Kroger and Albertsons say they need to merge to compete with Walmart. Claire Kelloway argues that what they really want is Walmart’s monopsony power, and permitting mergers on these grounds will only harm suppliers, workers, and consumers.


As grocers Kroger and Albertsons wait for the Federal Trade Commission (FTC) to approve or challenge their proposed merger, company executives and grocery industry commentators have doubled down on the merging parties’ defense that this deal is necessary for them to compete with retail giants Walmart, Amazon, and even Costco.

While Walmart and Amazon are domineering retail competitors, permitting more massive mergers is not the best way to level the playing field. The merger of Kroger and Albertsons won’t help them to compete with giant retailers in the increasingly important online market, at least not in isolation. The companies also overstate the merger’s potential efficiencies. The unstated truth is that most of Kroger-Albertsons’ cost savings will come from its elevated monopsony power, or the market power to demand lower prices from suppliers and labor. Rather than promise more competitive prices for consumers, this merger will only lead to lower prices for farmers and grocery workers, more grocery consolidation, and diminished choice and food access for consumers. Antitrust enforcers should block the proposed merger and use existing laws and authorities, namely the Robinson-Patman Act, to help grocers compete with Walmart and Amazon instead. 

Kroger and Albertsons face two primary disadvantages relative to Walmart or Amazon. The first is market share. Walmart sells 25% of all groceries in the United States to Kroger’s 8% and Albertsons 5% (Amazon only has 1%). A larger market share can give firms monopsony power to demand lower prices from suppliers, because suppliers become more reliant on accessing their larger customer base. In addition to having smaller market shares compared to Walmart, both Kroger and Albertsons are growing slower than Walmart, especially when it comes to online sales. This brings us to the second disadvantage.

The online grocery industry is expected to grow at over three times the rate of overall grocery sales. Kroger and Albertsons say they need to combine resources to compete with Walmart and e-commerce giant Amazon. Though Amazon sells just 1% of all groceries and its Whole Foods and Amazon Fresh ventures have been lackluster at best, it sells nearly 21% of online groceries.

[Region boundary data]

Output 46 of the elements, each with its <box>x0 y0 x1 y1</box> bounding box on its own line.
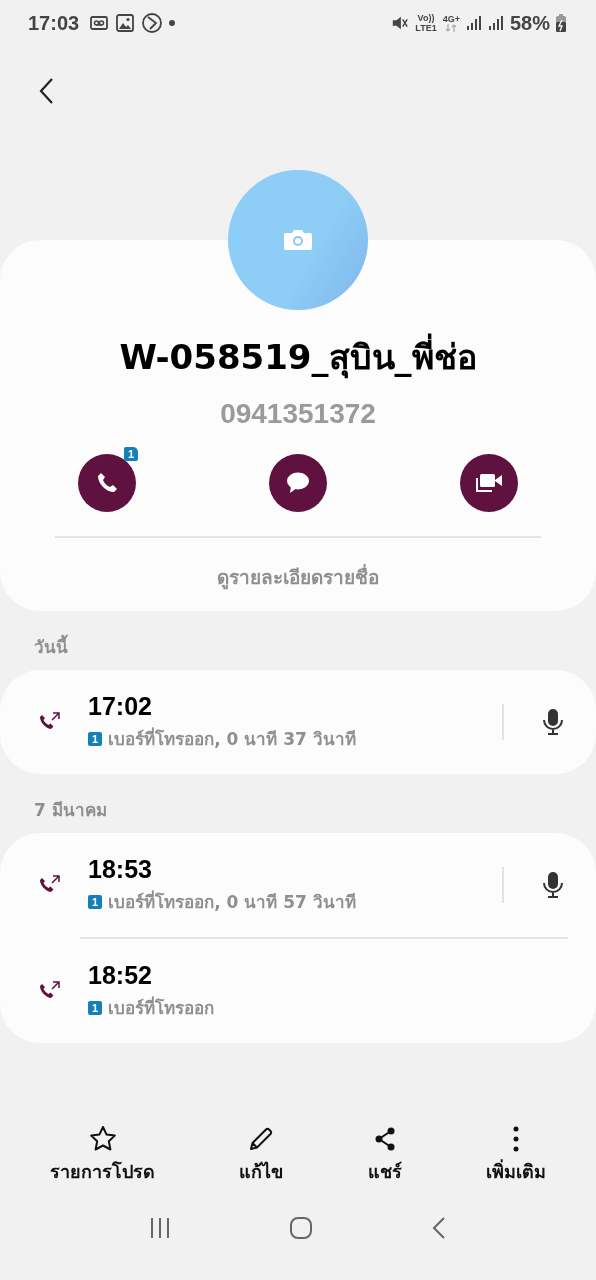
battery-charging-icon <box>556 14 566 32</box>
microphone-icon[interactable] <box>542 708 564 736</box>
edit-button[interactable]: แก้ไข <box>239 1125 284 1186</box>
phone-number: 0941351372 <box>220 398 376 430</box>
sim-badge: 1 <box>88 1000 103 1015</box>
network-label: LTE1 <box>415 23 437 33</box>
video-camera-icon <box>474 471 504 495</box>
call-description: เบอร์ที่โทรออก <box>108 995 215 1020</box>
chat-bubble-icon <box>285 471 311 495</box>
call-time: 17:02 <box>88 692 153 721</box>
more-button[interactable]: เพิ่มเติม <box>485 1125 546 1186</box>
battery-percent: 58% <box>509 11 550 35</box>
more-options-icon <box>511 1125 520 1153</box>
date-header: วันนี้ <box>0 611 596 670</box>
phone-icon <box>95 471 119 495</box>
call-time: 18:53 <box>88 855 153 884</box>
image-icon <box>115 13 136 33</box>
contact-name: W-058519_สุบิน_พี่ช่อ <box>119 330 477 384</box>
sim-badge: 1 <box>88 894 103 909</box>
microphone-icon[interactable] <box>542 871 564 899</box>
video-button[interactable] <box>460 454 518 512</box>
data-arrows-icon <box>445 24 458 32</box>
network-label: Vo)) <box>417 13 435 23</box>
call-description: เบอร์ที่โทรออก, 0 นาที 57 วินาที <box>108 889 356 914</box>
signal-icon <box>487 15 504 31</box>
voicemail-icon <box>89 13 110 33</box>
signal-icon <box>465 15 482 31</box>
mute-icon <box>391 14 410 32</box>
date-header: 7 มีนาคม <box>33 799 108 822</box>
favorite-button[interactable]: รายการโปรด <box>50 1125 156 1186</box>
home-icon[interactable] <box>289 1216 313 1240</box>
status-time: 17:03 <box>28 11 80 35</box>
dot-icon <box>169 20 176 26</box>
call-time: 18:52 <box>88 961 153 990</box>
share-button[interactable]: แชร์ <box>367 1125 402 1186</box>
sim-badge: 1 <box>123 447 138 461</box>
recent-apps-icon[interactable] <box>149 1217 171 1239</box>
data-label: 4G+ <box>442 14 460 24</box>
message-button[interactable] <box>269 454 327 512</box>
play-circle-icon <box>141 12 164 34</box>
camera-icon <box>283 229 313 251</box>
sim-badge: 1 <box>88 731 103 746</box>
back-icon[interactable] <box>38 77 54 105</box>
star-icon <box>88 1125 117 1153</box>
call-description: เบอร์ที่โทรออก, 0 นาที 37 วินาที <box>108 726 356 751</box>
back-nav-icon[interactable] <box>431 1216 447 1240</box>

■ Instruction A
Reproduce the stretch of the grocery merger article from "Kroger and Albertsons face" through "the second disadvantage.".
■ Instruction B
According to the grocery merger article, what share of online groceries does Amazon sell?

■ Result A
Kroger and Albertsons face two primary disadvantages relative to Walmart or Amazon. The first is market share. Walmart sells 25% of all groceries in the United States to Kroger’s 8% and Albertsons 5% (Amazon only has 1%). A larger market share can give firms monopsony power to demand lower prices from suppliers, because suppliers become more reliant on accessing their larger customer base. In addition to having smaller market shares compared to Walmart, both Kroger and Albertsons are growing slower than Walmart, especially when it comes to online sales. This brings us to the second disadvantage.

■ Result B
Nearly 21%.